** Start of Given records **

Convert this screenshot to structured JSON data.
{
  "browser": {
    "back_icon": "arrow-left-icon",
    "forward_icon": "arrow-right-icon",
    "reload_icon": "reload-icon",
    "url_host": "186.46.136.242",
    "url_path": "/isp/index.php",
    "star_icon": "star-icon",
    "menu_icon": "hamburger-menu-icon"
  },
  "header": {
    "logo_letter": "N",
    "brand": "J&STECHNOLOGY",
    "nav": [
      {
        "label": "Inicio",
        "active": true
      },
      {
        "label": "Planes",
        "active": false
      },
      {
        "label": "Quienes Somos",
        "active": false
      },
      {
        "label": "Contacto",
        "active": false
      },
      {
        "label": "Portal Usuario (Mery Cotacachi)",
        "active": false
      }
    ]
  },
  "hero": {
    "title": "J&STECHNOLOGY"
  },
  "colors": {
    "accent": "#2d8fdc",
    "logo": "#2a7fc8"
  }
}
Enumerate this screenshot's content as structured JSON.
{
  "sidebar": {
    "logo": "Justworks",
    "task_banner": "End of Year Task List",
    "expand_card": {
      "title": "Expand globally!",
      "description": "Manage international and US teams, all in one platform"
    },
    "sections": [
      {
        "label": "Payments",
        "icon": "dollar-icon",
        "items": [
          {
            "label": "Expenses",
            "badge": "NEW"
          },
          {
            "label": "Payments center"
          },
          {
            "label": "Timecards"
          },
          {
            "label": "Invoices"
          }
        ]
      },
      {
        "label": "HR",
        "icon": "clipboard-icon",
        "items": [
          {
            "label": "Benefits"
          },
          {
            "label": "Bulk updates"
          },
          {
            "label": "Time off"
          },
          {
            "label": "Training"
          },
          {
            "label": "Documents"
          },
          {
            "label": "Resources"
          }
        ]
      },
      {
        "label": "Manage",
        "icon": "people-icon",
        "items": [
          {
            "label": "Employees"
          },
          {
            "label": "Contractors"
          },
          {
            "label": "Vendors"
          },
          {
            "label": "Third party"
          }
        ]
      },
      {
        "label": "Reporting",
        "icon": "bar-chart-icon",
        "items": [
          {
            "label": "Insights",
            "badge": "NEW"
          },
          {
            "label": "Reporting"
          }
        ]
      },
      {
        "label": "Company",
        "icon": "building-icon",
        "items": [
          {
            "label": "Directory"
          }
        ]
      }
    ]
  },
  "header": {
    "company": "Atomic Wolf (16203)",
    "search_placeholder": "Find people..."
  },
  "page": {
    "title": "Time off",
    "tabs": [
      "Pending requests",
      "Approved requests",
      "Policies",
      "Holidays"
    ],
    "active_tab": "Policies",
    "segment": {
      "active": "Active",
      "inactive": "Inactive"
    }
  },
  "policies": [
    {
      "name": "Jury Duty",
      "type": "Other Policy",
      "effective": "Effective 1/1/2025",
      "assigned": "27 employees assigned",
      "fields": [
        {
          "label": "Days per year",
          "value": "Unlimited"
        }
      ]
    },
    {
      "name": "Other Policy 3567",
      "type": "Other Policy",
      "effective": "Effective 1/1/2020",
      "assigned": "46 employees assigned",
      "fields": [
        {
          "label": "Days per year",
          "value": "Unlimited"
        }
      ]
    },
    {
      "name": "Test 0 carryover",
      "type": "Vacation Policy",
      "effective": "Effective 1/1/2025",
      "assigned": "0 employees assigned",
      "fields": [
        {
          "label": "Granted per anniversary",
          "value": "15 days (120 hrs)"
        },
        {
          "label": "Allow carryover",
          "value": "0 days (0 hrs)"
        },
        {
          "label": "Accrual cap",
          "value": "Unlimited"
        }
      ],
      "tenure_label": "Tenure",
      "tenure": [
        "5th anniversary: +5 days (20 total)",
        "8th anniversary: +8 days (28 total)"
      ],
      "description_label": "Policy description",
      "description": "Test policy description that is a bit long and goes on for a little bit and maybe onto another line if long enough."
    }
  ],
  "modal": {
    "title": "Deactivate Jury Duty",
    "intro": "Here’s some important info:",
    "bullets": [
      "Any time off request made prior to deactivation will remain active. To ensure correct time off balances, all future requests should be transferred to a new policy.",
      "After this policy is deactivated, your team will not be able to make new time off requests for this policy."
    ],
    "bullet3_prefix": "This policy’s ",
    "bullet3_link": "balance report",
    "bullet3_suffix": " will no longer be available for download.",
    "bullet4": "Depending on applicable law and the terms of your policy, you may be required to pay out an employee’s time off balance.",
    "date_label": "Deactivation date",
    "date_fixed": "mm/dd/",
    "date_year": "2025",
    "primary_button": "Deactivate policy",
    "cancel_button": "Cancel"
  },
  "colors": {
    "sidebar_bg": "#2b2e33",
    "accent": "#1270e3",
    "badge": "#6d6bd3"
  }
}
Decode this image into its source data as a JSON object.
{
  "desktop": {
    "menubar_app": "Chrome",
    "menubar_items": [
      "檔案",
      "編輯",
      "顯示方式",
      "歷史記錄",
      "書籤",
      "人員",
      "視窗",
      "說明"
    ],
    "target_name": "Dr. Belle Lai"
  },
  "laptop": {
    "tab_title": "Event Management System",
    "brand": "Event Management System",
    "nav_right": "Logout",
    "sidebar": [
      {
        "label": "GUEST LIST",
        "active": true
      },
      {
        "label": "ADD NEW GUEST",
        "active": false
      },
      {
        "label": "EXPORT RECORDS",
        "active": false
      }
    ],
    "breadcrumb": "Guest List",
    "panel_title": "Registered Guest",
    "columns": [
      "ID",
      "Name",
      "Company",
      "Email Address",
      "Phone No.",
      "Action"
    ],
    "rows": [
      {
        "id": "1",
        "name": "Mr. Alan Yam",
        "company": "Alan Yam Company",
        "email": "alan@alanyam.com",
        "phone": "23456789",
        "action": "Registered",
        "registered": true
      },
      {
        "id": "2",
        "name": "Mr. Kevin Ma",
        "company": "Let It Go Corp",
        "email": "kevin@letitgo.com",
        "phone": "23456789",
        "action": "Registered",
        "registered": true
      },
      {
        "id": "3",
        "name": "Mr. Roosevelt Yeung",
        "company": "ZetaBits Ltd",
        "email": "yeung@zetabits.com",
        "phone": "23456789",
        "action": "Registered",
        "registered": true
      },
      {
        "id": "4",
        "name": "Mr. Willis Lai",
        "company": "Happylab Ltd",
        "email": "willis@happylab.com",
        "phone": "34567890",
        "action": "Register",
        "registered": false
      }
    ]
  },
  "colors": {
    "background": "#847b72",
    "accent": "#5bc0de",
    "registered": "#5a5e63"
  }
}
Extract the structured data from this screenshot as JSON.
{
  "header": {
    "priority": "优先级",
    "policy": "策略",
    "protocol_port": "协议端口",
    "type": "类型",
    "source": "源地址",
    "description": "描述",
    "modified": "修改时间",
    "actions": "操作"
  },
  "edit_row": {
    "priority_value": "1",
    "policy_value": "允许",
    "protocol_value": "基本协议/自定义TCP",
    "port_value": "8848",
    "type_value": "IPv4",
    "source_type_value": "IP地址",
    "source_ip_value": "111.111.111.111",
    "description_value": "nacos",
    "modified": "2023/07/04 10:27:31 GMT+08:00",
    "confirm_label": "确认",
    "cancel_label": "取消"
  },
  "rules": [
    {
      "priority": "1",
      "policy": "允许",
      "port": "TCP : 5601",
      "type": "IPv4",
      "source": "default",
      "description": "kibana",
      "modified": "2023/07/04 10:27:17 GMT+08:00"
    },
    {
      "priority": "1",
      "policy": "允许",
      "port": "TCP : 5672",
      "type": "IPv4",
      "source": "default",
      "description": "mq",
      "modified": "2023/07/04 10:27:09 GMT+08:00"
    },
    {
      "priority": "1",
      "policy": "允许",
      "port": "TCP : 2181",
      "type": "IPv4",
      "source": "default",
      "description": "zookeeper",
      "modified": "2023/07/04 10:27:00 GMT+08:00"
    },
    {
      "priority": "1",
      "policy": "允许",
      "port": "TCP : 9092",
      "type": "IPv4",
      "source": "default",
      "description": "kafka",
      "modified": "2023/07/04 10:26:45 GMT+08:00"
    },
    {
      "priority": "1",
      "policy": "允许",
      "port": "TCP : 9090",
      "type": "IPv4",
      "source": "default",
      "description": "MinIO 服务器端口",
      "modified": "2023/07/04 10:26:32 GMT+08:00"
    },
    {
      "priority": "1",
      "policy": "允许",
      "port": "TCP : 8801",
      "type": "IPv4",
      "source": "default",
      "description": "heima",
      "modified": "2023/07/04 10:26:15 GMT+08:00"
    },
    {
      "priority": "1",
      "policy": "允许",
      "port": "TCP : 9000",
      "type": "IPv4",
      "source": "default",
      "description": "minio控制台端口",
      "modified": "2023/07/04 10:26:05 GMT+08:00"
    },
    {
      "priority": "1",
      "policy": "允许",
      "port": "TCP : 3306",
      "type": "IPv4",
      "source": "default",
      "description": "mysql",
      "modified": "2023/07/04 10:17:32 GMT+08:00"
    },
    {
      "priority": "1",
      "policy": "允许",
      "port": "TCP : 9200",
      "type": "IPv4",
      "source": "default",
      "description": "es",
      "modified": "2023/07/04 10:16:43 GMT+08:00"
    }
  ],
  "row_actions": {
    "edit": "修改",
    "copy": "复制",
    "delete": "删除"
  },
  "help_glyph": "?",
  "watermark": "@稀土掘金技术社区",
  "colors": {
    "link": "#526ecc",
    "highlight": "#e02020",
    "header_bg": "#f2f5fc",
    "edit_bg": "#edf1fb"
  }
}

** End of Given records **

- **Exercise prompt**: Work out how many lines in the entries hold the string "STECHNOLOGY". Your answer should consist solely of that number.

- **Task output**: 2